§ Goal
Carry none of the pictures over; write out the complete data exactly.

--- START Given entries ---

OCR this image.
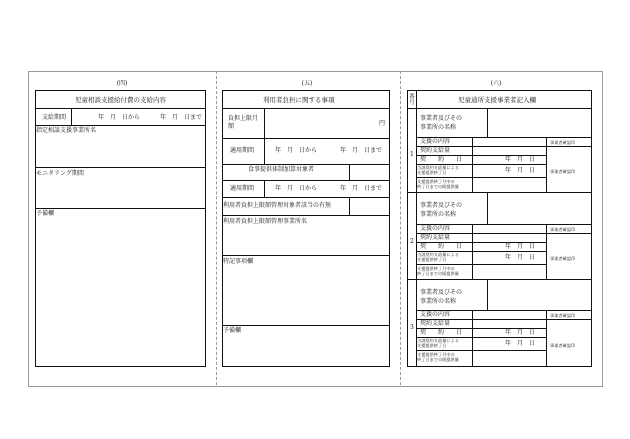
(四)	(五)	(六)
児童相談支援給付費の支給内容
支給期間	年　月　日から	年　月　日まで
指定相談支援事業所名
モニタリング期間
予備欄
利用者負担に関する事項
負担上限月額	円
適用期間	年　月　日から	年　月　日まで
食事提供体制加算対象者
適用期間	年　月　日から	年　月　日まで
利用者負担上限額管理対象者該当の有無
利用者負担上限額管理事業所名
特記事項欄
予備欄
番号	児童通所支援事業者記入欄
1
事業者及びその
事業所の名称
支援の内容
契約支給量
契　　約　　日	年　月　日
当該契約支給量による
支援提供終了日	年　月　日
支援提供終了月中の
終了日までの既提供量
事業者確認印
事業者確認印
2
事業者及びその
事業所の名称
支援の内容
契約支給量
契　　約　　日	年　月　日
当該契約支給量による
支援提供終了日	年　月　日
支援提供終了月中の
終了日までの既提供量
事業者確認印
事業者確認印
3
事業者及びその
事業所の名称
支援の内容
契約支給量
契　　約　　日	年　月　日
当該契約支給量による
支援提供終了日	年　月　日
支援提供終了月中の
終了日までの既提供量
事業者確認印
事業者確認印
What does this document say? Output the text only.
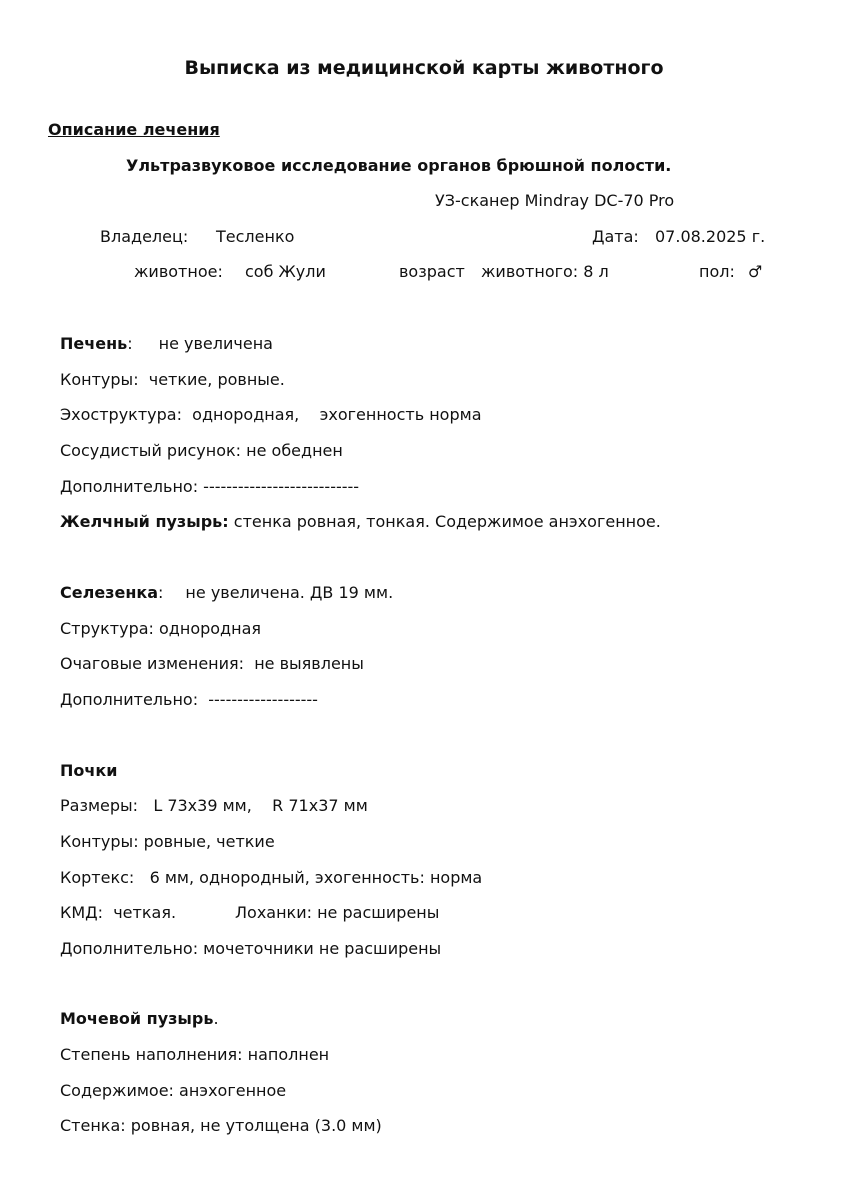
Выписка из медицинской карты животного
Описание лечения
Ультразвуковое исследование органов брюшной полости.
УЗ-сканер Mindray DC-70 Pro
Владелец: Тесленко	Дата: 07.08.2025 г.
животное: соб Жули	возраст животного: 8 л	пол: ♂
Печень: не увеличена
Контуры:  четкие, ровные.
Эхоструктура:  однородная,    эхогенность норма
Сосудистый рисунок: не обеднен
Дополнительно: ---------------------------
Желчный пузырь: стенка ровная, тонкая. Содержимое анэхогенное.
Селезенка: не увеличена. ДВ 19 мм.
Структура: однородная
Очаговые изменения:  не выявлены
Дополнительно:  -------------------
Почки
Размеры:   L 73x39 мм,    R 71x37 мм
Контуры: ровные, четкие
Кортекс:   6 мм, однородный, эхогенность: норма
КМД:  четкая.	Лоханки: не расширены
Дополнительно: мочеточники не расширены
Мочевой пузырь.
Степень наполнения: наполнен
Содержимое: анэхогенное
Стенка: ровная, не утолщена (3.0 мм)
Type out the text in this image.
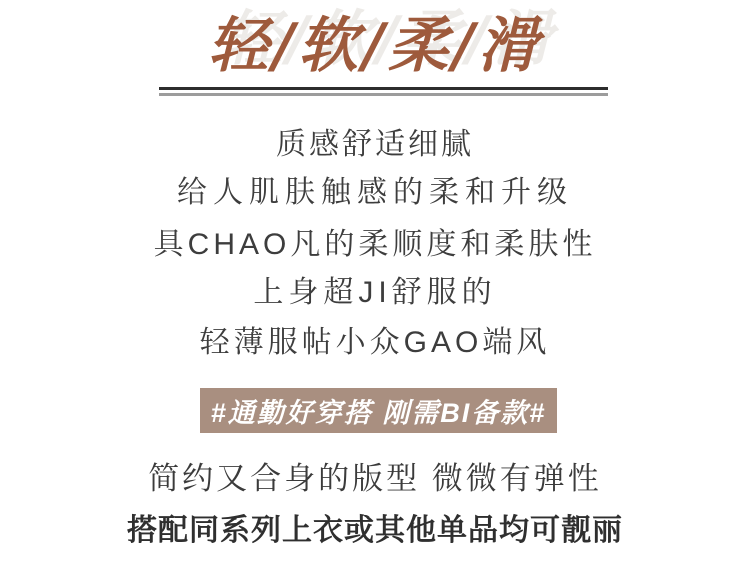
轻/软/柔/滑
质感舒适细腻
给人肌肤触感的柔和升级
具CHAO凡的柔顺度和柔肤性
上身超JI舒服的
轻薄服帖小众GAO端风
#通勤好穿搭 刚需BI备款#
简约又合身的版型 微微有弹性
搭配同系列上衣或其他单品均可靓丽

--- END Given entries ---

§ Answer below
OCR this image.
(四)	(五)	(六)
児童相談支援給付費の支給内容
支給期間	年　月　日から	年　月　日まで
指定相談支援事業所名
モニタリング期間
予備欄
利用者負担に関する事項
負担上限月額	円
適用期間	年　月　日から	年　月　日まで
食事提供体制加算対象者
適用期間	年　月　日から	年　月　日まで
利用者負担上限額管理対象者該当の有無
利用者負担上限額管理事業所名
特記事項欄
予備欄
番号	児童通所支援事業者記入欄
1
事業者及びその
事業所の名称
支援の内容
契約支給量
契　　約　　日	年　月　日
当該契約支給量による
支援提供終了日	年　月　日
支援提供終了月中の
終了日までの既提供量
事業者確認印
事業者確認印
2
事業者及びその
事業所の名称
支援の内容
契約支給量
契　　約　　日	年　月　日
当該契約支給量による
支援提供終了日	年　月　日
支援提供終了月中の
終了日までの既提供量
事業者確認印
事業者確認印
3
事業者及びその
事業所の名称
支援の内容
契約支給量
契　　約　　日	年　月　日
当該契約支給量による
支援提供終了日	年　月　日
支援提供終了月中の
終了日までの既提供量
事業者確認印
事業者確認印
What does this document say? Output the text only.
Выписка из медицинской карты животного
Описание лечения
Ультразвуковое исследование органов брюшной полости.
УЗ-сканер Mindray DC-70 Pro
Владелец: Тесленко	Дата: 07.08.2025 г.
животное: соб Жули	возраст животного: 8 л	пол: ♂
Печень: не увеличена
Контуры:  четкие, ровные.
Эхоструктура:  однородная,    эхогенность норма
Сосудистый рисунок: не обеднен
Дополнительно: ---------------------------
Желчный пузырь: стенка ровная, тонкая. Содержимое анэхогенное.
Селезенка: не увеличена. ДВ 19 мм.
Структура: однородная
Очаговые изменения:  не выявлены
Дополнительно:  -------------------
Почки
Размеры:   L 73x39 мм,    R 71x37 мм
Контуры: ровные, четкие
Кортекс:   6 мм, однородный, эхогенность: норма
КМД:  четкая.	Лоханки: не расширены
Дополнительно: мочеточники не расширены
Мочевой пузырь.
Степень наполнения: наполнен
Содержимое: анэхогенное
Стенка: ровная, не утолщена (3.0 мм)
Type out the text in this image.
轻/软/柔/滑
质感舒适细腻
给人肌肤触感的柔和升级
具CHAO凡的柔顺度和柔肤性
上身超JI舒服的
轻薄服帖小众GAO端风
#通勤好穿搭 刚需BI备款#
简约又合身的版型 微微有弹性
搭配同系列上衣或其他单品均可靓丽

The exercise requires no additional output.